**SHORT EXERCISE**: Scan the data below for the string "color". Copy every line where it appears.

Dataset records on visual material
-=-=-=-=-

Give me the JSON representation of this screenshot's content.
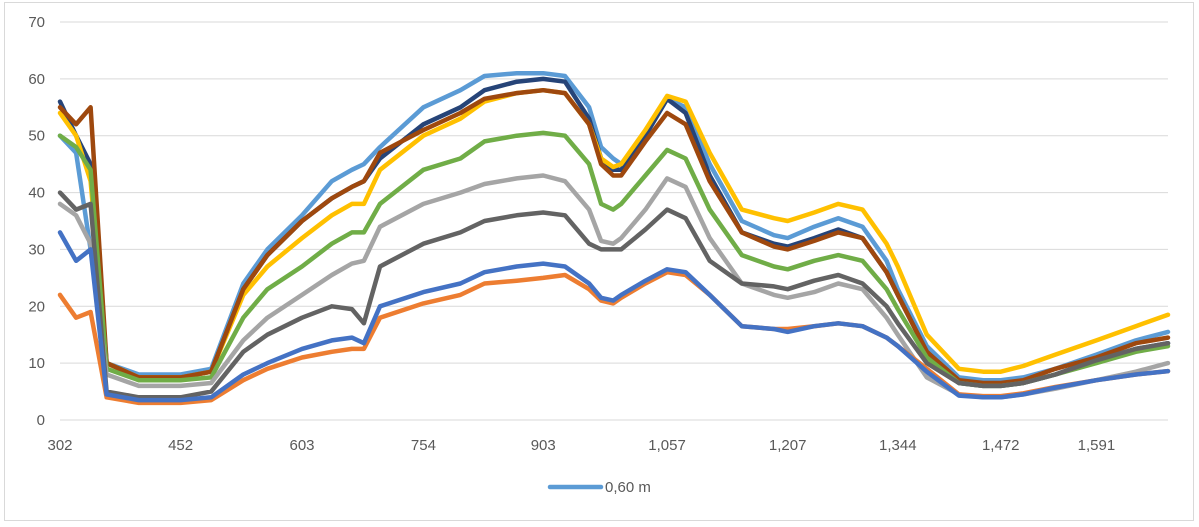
{
  "chart_data": {
    "type": "line",
    "title": "",
    "xlabel": "",
    "ylabel": "",
    "ylim": [
      0,
      70
    ],
    "y_ticks": [
      "0",
      "10",
      "20",
      "30",
      "40",
      "50",
      "60",
      "70"
    ],
    "x_ticks": [
      "302",
      "452",
      "603",
      "754",
      "903",
      "1,057",
      "1,207",
      "1,344",
      "1,472",
      "1,591"
    ],
    "grid": true,
    "legend": {
      "placement": "bottom",
      "entries": [
        {
          "label": "0,60 m",
          "color": "#5b9bd5"
        }
      ]
    },
    "x": [
      302,
      322,
      340,
      360,
      400,
      452,
      490,
      530,
      560,
      603,
      640,
      665,
      680,
      700,
      754,
      800,
      830,
      870,
      903,
      930,
      960,
      975,
      990,
      1000,
      1030,
      1057,
      1080,
      1110,
      1150,
      1190,
      1207,
      1240,
      1270,
      1300,
      1330,
      1344,
      1380,
      1420,
      1450,
      1472,
      1500,
      1540,
      1591,
      1640,
      1680
    ],
    "series": [
      {
        "color": "#5b9bd5",
        "values": [
          50,
          47,
          30,
          10,
          8,
          8,
          9,
          24,
          30,
          36,
          42,
          44,
          45,
          48,
          55,
          58,
          60.5,
          61,
          61,
          60.5,
          55,
          48,
          46,
          45,
          50,
          56.5,
          55,
          45,
          35,
          32.5,
          32,
          34,
          35.5,
          34,
          28,
          23,
          13,
          7.5,
          7,
          7,
          7.5,
          9,
          11.5,
          14,
          15.5
        ]
      },
      {
        "color": "#264478",
        "values": [
          56,
          50,
          45,
          10,
          7.5,
          7.5,
          8.5,
          23,
          29,
          35,
          39,
          41,
          42,
          46,
          52,
          55,
          58,
          59.5,
          60,
          59.5,
          53,
          46,
          44,
          44,
          50,
          56.5,
          54,
          43,
          33,
          31,
          30.5,
          32,
          33.5,
          32,
          26,
          22,
          12,
          6.5,
          6,
          6,
          6.5,
          8,
          10.5,
          12.5,
          13.5
        ]
      },
      {
        "color": "#ffc000",
        "values": [
          54,
          50,
          42,
          10,
          7.5,
          7.5,
          8.5,
          22,
          27,
          32,
          36,
          38,
          38,
          44,
          50,
          53,
          56,
          57.5,
          58,
          57.5,
          52,
          46,
          44.5,
          45,
          51,
          57,
          56,
          47,
          37,
          35.5,
          35,
          36.5,
          38,
          37,
          31,
          27,
          15,
          9,
          8.5,
          8.5,
          9.5,
          11.5,
          14,
          16.5,
          18.5
        ]
      },
      {
        "color": "#9e480e",
        "values": [
          55,
          52,
          55,
          10,
          7.5,
          7.5,
          8.5,
          23,
          29,
          35,
          39,
          41,
          42,
          47,
          51,
          54,
          56.5,
          57.5,
          58,
          57.5,
          52,
          45,
          43,
          43,
          49,
          54,
          52,
          42,
          33,
          30.5,
          30,
          31.5,
          33,
          32,
          26,
          22,
          12,
          7,
          6.5,
          6.5,
          7,
          9,
          11,
          13.5,
          14.5
        ]
      },
      {
        "color": "#70ad47",
        "values": [
          50,
          48,
          44,
          9,
          7,
          7,
          7.5,
          18,
          23,
          27,
          31,
          33,
          33,
          38,
          44,
          46,
          49,
          50,
          50.5,
          50,
          45,
          38,
          37,
          38,
          43,
          47.5,
          46,
          37,
          29,
          27,
          26.5,
          28,
          29,
          28,
          23,
          19.5,
          11,
          6.5,
          6,
          6,
          6.5,
          8,
          10,
          12,
          13
        ]
      },
      {
        "color": "#a5a5a5",
        "values": [
          38,
          36,
          31,
          8,
          6,
          6,
          6.5,
          14,
          18,
          22,
          25.5,
          27.5,
          28,
          34,
          38,
          40,
          41.5,
          42.5,
          43,
          42,
          37,
          31.5,
          31,
          32,
          37,
          42.5,
          41,
          32,
          24,
          22,
          21.5,
          22.5,
          24,
          23,
          18,
          15,
          7.5,
          4.5,
          4,
          4,
          4.5,
          5.5,
          7,
          8.5,
          10
        ]
      },
      {
        "color": "#636363",
        "values": [
          40,
          37,
          38,
          5,
          4,
          4,
          5,
          12,
          15,
          18,
          20,
          19.5,
          17,
          27,
          31,
          33,
          35,
          36,
          36.5,
          36,
          31,
          30,
          30,
          30,
          33.5,
          37,
          35.5,
          28,
          24,
          23.5,
          23,
          24.5,
          25.5,
          24,
          20,
          17,
          10,
          6.5,
          6,
          6,
          6.5,
          8,
          10.5,
          12.5,
          13.5
        ]
      },
      {
        "color": "#ed7d31",
        "values": [
          22,
          18,
          19,
          4,
          3,
          3,
          3.5,
          7,
          9,
          11,
          12,
          12.5,
          12.5,
          18,
          20.5,
          22,
          24,
          24.5,
          25,
          25.5,
          23,
          21,
          20.5,
          21.5,
          24,
          26,
          25.5,
          22,
          16.5,
          16,
          16,
          16.5,
          17,
          16.5,
          14.5,
          13,
          9,
          4.5,
          4.2,
          4.2,
          4.7,
          5.8,
          7,
          8,
          8.6
        ]
      },
      {
        "color": "#4472c4",
        "values": [
          33,
          28,
          30,
          4.5,
          3.5,
          3.5,
          4,
          8,
          10,
          12.5,
          14,
          14.5,
          13.5,
          20,
          22.5,
          24,
          26,
          27,
          27.5,
          27,
          24,
          21.5,
          21,
          22,
          24.5,
          26.5,
          26,
          22,
          16.5,
          16,
          15.5,
          16.5,
          17,
          16.5,
          14.5,
          13,
          8.5,
          4.3,
          4,
          4,
          4.5,
          5.7,
          7,
          8,
          8.6
        ]
      }
    ]
  }
}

-=-=-=-=-

**CORRECT RESULT**:
          "color": "#5b9bd5"
        "color": "#5b9bd5",
        "color": "#264478",
        "color": "#ffc000",
        "color": "#9e480e",
        "color": "#70ad47",
        "color": "#a5a5a5",
        "color": "#636363",
        "color": "#ed7d31",
        "color": "#4472c4",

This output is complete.